Entries supplied:
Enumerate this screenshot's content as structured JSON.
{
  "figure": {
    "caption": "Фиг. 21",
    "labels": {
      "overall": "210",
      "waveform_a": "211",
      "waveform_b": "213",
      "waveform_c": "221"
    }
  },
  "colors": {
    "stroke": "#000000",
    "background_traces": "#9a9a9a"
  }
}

To be done:
Your task is to output the full set of records exactly as presented.

Solution to this task:
Enumerate this screenshot's content as structured JSON.
{
  "figure": {
    "caption": "Фиг. 21",
    "labels": {
      "overall": "210",
      "waveform_a": "211",
      "waveform_b": "213",
      "waveform_c": "221"
    }
  },
  "colors": {
    "stroke": "#000000",
    "background_traces": "#9a9a9a"
  }
}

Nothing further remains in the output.